-- start of The records --

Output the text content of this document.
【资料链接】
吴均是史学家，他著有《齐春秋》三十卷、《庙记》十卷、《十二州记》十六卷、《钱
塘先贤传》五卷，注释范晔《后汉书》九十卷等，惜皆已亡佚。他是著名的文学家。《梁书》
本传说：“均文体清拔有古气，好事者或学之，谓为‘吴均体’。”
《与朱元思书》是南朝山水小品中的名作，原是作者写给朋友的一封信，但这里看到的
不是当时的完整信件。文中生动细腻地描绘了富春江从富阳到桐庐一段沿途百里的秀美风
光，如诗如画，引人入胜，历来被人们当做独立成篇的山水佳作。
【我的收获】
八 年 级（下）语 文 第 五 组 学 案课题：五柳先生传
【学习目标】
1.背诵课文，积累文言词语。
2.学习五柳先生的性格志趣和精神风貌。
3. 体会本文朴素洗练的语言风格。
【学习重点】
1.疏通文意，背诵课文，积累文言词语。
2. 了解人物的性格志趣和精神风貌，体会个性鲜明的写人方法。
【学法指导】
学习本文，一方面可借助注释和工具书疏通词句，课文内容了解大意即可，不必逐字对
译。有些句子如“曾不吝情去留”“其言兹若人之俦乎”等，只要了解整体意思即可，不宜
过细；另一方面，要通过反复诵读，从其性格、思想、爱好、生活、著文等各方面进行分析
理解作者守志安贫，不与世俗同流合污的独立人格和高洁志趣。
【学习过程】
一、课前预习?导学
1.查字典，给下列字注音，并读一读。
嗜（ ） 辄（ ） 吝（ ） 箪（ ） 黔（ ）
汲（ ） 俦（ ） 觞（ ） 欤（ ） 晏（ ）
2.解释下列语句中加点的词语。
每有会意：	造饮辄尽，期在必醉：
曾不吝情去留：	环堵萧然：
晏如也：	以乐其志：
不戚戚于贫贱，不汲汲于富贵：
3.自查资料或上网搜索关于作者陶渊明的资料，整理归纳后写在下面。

-- end of The records --

* [Required task] How many lines of the listing above include the word "曾不吝情去留"? State the number and nothing else.

* [Response to this task] 2